__Listed records__
══════
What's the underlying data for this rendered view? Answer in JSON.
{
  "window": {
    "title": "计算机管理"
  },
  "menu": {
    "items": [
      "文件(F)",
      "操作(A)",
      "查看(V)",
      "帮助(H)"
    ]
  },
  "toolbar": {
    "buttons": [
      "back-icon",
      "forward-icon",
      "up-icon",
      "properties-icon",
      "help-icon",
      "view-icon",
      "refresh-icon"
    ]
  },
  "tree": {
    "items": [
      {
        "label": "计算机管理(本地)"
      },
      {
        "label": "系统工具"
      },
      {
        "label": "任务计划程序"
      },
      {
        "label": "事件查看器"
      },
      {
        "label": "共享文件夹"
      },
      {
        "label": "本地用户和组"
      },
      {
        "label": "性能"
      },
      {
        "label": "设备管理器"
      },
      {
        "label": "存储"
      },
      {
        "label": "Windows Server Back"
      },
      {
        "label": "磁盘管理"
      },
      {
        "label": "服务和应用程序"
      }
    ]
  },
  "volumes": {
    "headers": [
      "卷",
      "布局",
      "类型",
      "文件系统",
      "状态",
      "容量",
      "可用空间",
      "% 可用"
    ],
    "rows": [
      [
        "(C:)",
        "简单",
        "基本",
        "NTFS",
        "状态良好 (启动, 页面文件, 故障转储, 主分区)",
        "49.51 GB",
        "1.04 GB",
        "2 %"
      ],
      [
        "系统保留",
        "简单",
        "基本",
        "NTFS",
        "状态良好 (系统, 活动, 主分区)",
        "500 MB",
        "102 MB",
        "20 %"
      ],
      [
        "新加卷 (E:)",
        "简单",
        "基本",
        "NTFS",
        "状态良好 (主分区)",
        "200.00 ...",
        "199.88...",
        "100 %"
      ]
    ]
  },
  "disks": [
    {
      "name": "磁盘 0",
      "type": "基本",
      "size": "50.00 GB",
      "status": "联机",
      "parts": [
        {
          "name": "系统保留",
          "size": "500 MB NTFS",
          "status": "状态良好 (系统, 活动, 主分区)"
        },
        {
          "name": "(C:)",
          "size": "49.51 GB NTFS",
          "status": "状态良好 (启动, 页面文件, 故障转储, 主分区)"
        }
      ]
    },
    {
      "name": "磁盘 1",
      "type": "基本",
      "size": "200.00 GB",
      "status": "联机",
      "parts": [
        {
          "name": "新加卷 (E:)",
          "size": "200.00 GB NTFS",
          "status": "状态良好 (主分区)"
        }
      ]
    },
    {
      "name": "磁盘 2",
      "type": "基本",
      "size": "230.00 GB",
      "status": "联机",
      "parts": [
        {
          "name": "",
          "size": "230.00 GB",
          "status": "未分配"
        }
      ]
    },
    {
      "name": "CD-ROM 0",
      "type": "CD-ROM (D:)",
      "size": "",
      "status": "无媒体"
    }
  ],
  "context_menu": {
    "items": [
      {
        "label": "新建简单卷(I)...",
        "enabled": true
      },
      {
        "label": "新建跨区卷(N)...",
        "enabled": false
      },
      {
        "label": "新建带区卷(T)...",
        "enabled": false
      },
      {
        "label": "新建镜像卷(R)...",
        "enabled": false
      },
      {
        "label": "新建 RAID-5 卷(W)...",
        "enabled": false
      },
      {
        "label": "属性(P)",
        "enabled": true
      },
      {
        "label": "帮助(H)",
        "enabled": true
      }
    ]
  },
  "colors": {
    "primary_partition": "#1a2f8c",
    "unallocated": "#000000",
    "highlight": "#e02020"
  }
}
══════
Every entry in the listing must be retyped exactly.

__Exercise result__
What's the underlying data for this rendered view? Answer in JSON.
{
  "window": {
    "title": "计算机管理"
  },
  "menu": {
    "items": [
      "文件(F)",
      "操作(A)",
      "查看(V)",
      "帮助(H)"
    ]
  },
  "toolbar": {
    "buttons": [
      "back-icon",
      "forward-icon",
      "up-icon",
      "properties-icon",
      "help-icon",
      "view-icon",
      "refresh-icon"
    ]
  },
  "tree": {
    "items": [
      {
        "label": "计算机管理(本地)"
      },
      {
        "label": "系统工具"
      },
      {
        "label": "任务计划程序"
      },
      {
        "label": "事件查看器"
      },
      {
        "label": "共享文件夹"
      },
      {
        "label": "本地用户和组"
      },
      {
        "label": "性能"
      },
      {
        "label": "设备管理器"
      },
      {
        "label": "存储"
      },
      {
        "label": "Windows Server Back"
      },
      {
        "label": "磁盘管理"
      },
      {
        "label": "服务和应用程序"
      }
    ]
  },
  "volumes": {
    "headers": [
      "卷",
      "布局",
      "类型",
      "文件系统",
      "状态",
      "容量",
      "可用空间",
      "% 可用"
    ],
    "rows": [
      [
        "(C:)",
        "简单",
        "基本",
        "NTFS",
        "状态良好 (启动, 页面文件, 故障转储, 主分区)",
        "49.51 GB",
        "1.04 GB",
        "2 %"
      ],
      [
        "系统保留",
        "简单",
        "基本",
        "NTFS",
        "状态良好 (系统, 活动, 主分区)",
        "500 MB",
        "102 MB",
        "20 %"
      ],
      [
        "新加卷 (E:)",
        "简单",
        "基本",
        "NTFS",
        "状态良好 (主分区)",
        "200.00 ...",
        "199.88...",
        "100 %"
      ]
    ]
  },
  "disks": [
    {
      "name": "磁盘 0",
      "type": "基本",
      "size": "50.00 GB",
      "status": "联机",
      "parts": [
        {
          "name": "系统保留",
          "size": "500 MB NTFS",
          "status": "状态良好 (系统, 活动, 主分区)"
        },
        {
          "name": "(C:)",
          "size": "49.51 GB NTFS",
          "status": "状态良好 (启动, 页面文件, 故障转储, 主分区)"
        }
      ]
    },
    {
      "name": "磁盘 1",
      "type": "基本",
      "size": "200.00 GB",
      "status": "联机",
      "parts": [
        {
          "name": "新加卷 (E:)",
          "size": "200.00 GB NTFS",
          "status": "状态良好 (主分区)"
        }
      ]
    },
    {
      "name": "磁盘 2",
      "type": "基本",
      "size": "230.00 GB",
      "status": "联机",
      "parts": [
        {
          "name": "",
          "size": "230.00 GB",
          "status": "未分配"
        }
      ]
    },
    {
      "name": "CD-ROM 0",
      "type": "CD-ROM (D:)",
      "size": "",
      "status": "无媒体"
    }
  ],
  "context_menu": {
    "items": [
      {
        "label": "新建简单卷(I)...",
        "enabled": true
      },
      {
        "label": "新建跨区卷(N)...",
        "enabled": false
      },
      {
        "label": "新建带区卷(T)...",
        "enabled": false
      },
      {
        "label": "新建镜像卷(R)...",
        "enabled": false
      },
      {
        "label": "新建 RAID-5 卷(W)...",
        "enabled": false
      },
      {
        "label": "属性(P)",
        "enabled": true
      },
      {
        "label": "帮助(H)",
        "enabled": true
      }
    ]
  },
  "colors": {
    "primary_partition": "#1a2f8c",
    "unallocated": "#000000",
    "highlight": "#e02020"
  }
}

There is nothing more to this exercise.